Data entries
# # # # # # #
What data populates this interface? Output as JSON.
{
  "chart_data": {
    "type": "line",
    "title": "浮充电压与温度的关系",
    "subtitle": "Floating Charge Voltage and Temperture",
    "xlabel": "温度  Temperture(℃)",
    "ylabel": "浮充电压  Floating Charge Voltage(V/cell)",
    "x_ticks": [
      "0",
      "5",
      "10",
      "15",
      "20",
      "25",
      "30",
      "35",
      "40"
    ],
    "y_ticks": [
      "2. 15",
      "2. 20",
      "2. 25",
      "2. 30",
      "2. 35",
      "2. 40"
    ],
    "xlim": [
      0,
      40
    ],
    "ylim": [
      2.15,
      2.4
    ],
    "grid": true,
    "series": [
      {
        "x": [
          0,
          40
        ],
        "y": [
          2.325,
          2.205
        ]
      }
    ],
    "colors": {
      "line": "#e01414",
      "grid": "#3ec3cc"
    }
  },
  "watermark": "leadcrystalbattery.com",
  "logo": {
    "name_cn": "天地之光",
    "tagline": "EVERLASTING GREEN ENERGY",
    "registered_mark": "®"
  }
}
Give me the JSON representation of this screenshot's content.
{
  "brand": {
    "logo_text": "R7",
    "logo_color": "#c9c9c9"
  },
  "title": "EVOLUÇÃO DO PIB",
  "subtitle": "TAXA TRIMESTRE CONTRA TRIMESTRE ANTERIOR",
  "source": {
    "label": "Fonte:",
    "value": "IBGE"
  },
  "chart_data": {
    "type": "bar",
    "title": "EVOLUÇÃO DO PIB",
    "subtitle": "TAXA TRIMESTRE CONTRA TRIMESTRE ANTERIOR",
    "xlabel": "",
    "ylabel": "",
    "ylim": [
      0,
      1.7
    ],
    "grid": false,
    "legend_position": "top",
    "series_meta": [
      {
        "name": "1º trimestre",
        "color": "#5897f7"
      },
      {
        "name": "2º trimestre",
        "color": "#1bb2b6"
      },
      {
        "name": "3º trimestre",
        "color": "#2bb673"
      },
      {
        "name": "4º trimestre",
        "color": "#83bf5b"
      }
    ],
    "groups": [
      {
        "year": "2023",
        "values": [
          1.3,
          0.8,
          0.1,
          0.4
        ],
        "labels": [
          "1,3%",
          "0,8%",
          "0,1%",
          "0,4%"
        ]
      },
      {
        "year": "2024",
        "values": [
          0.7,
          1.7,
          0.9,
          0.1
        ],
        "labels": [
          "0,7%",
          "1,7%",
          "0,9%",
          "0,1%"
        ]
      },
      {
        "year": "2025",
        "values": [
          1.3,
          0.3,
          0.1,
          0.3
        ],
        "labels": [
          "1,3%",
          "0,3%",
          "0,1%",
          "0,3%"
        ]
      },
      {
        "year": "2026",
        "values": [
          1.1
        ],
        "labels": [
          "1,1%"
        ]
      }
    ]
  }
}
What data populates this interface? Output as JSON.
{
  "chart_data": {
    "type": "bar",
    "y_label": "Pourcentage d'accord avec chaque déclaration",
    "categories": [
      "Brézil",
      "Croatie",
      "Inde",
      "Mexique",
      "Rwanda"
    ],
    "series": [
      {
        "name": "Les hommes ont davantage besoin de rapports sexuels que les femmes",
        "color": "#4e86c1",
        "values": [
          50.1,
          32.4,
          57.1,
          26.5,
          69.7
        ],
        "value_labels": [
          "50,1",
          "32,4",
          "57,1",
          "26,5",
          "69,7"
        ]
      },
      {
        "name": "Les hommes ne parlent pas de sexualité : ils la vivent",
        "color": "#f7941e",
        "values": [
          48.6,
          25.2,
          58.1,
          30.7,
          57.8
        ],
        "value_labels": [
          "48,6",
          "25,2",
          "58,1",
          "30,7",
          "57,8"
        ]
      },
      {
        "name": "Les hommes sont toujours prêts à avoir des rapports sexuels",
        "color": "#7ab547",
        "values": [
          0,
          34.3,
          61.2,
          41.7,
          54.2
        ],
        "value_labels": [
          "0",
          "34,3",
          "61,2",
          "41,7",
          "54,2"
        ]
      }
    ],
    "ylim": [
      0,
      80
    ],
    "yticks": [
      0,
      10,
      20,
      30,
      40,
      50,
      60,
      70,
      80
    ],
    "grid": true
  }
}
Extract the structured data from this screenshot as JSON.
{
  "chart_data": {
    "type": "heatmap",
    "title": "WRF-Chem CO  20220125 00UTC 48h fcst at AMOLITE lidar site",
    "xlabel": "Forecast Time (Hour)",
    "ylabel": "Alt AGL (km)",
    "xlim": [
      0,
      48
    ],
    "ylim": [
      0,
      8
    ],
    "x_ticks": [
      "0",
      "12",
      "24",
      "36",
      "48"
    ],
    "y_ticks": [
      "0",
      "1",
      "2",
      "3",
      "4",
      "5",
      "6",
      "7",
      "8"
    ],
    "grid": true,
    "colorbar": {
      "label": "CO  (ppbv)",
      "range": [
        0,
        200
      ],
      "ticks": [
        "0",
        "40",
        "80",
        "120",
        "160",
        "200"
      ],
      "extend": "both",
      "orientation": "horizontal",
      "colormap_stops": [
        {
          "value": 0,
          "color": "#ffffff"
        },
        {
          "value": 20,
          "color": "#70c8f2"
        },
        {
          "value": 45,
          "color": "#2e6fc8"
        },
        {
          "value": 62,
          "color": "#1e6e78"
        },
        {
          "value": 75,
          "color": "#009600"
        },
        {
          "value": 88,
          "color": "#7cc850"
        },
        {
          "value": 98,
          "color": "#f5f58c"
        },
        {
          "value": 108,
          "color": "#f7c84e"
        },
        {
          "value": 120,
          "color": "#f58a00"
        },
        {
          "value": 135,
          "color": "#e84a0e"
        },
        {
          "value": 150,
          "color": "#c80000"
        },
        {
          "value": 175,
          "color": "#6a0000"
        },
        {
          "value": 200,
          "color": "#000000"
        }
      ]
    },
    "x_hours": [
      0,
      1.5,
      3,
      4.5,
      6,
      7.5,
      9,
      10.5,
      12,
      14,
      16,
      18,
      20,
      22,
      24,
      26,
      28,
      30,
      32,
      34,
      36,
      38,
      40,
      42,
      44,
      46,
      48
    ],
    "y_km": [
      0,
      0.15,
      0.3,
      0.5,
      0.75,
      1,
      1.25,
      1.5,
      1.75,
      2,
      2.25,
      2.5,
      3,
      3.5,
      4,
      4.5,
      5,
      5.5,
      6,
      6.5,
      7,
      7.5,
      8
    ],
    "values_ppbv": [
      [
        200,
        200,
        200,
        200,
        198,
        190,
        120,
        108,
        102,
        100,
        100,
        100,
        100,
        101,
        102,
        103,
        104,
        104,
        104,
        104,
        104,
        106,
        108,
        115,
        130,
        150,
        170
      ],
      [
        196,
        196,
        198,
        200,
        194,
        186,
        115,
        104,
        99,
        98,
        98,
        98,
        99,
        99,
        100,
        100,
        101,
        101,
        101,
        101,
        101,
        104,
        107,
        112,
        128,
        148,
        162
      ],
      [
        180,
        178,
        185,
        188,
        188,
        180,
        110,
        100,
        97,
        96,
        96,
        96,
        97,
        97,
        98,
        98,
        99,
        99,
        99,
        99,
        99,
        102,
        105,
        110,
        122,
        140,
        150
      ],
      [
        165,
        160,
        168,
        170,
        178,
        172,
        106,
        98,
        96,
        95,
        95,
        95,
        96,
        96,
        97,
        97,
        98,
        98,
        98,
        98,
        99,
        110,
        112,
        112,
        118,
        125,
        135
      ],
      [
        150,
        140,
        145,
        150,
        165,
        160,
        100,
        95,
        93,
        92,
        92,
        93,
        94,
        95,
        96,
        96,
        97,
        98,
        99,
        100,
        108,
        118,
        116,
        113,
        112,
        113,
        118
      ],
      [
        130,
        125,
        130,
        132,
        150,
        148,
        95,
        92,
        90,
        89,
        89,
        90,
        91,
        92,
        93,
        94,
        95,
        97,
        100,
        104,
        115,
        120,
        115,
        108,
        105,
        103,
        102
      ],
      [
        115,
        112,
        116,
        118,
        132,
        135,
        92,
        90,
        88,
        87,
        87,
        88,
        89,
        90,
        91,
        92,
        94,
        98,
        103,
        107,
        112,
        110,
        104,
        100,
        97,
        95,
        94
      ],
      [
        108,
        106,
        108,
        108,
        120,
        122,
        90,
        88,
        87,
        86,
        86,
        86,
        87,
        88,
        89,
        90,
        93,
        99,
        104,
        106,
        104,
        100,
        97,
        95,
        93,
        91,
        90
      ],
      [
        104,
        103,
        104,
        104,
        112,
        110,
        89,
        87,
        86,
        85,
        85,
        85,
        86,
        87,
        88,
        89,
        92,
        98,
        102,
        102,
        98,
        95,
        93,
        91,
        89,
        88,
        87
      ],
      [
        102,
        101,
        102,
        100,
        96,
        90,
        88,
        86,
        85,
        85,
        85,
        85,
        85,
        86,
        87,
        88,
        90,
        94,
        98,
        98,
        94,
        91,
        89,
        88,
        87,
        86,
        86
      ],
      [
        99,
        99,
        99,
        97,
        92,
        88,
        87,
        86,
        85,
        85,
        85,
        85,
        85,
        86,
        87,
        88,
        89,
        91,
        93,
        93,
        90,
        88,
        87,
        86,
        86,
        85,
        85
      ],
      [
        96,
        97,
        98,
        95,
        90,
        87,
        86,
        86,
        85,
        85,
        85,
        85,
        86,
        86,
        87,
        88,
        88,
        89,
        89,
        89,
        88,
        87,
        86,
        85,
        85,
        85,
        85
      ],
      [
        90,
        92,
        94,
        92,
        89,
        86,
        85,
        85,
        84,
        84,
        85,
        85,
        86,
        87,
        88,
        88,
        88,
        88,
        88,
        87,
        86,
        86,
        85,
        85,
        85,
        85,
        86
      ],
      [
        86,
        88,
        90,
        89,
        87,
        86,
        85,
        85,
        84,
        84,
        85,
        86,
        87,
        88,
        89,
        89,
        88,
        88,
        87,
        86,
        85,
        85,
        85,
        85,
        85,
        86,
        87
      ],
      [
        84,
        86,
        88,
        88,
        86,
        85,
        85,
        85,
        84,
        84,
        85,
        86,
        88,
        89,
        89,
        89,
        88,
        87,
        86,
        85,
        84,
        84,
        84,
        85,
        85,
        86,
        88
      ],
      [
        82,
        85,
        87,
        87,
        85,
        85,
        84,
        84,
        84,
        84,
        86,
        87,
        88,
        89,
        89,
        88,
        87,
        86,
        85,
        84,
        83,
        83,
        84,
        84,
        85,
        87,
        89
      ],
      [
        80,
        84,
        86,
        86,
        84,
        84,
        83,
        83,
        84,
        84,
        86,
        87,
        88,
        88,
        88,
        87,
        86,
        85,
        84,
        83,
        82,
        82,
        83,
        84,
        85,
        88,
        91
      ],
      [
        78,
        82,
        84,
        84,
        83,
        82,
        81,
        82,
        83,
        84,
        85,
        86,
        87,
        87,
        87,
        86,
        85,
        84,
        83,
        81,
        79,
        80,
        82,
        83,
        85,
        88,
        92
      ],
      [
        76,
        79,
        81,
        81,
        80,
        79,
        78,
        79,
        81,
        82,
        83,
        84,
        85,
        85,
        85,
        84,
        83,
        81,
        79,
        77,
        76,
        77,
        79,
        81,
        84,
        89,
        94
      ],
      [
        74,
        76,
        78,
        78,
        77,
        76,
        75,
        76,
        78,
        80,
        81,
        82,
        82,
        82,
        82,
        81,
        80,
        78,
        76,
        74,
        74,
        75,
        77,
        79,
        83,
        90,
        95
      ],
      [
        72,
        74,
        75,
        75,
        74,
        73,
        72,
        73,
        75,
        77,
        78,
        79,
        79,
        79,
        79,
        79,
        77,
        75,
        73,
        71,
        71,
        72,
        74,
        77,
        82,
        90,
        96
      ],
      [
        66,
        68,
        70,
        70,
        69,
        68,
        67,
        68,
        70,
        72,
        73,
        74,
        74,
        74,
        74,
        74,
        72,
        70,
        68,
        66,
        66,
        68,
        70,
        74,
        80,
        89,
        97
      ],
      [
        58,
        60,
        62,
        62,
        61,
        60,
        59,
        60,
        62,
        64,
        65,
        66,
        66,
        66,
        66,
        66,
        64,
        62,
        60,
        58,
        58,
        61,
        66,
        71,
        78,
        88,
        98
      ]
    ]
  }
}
# # # # # # #
▸ SHORT TASK: Using the records above, copy every line that has the word "EVOLUÇÃO" in it.

▸ CORRECT RESULT:
  "title": "EVOLUÇÃO DO PIB",
    "title": "EVOLUÇÃO DO PIB",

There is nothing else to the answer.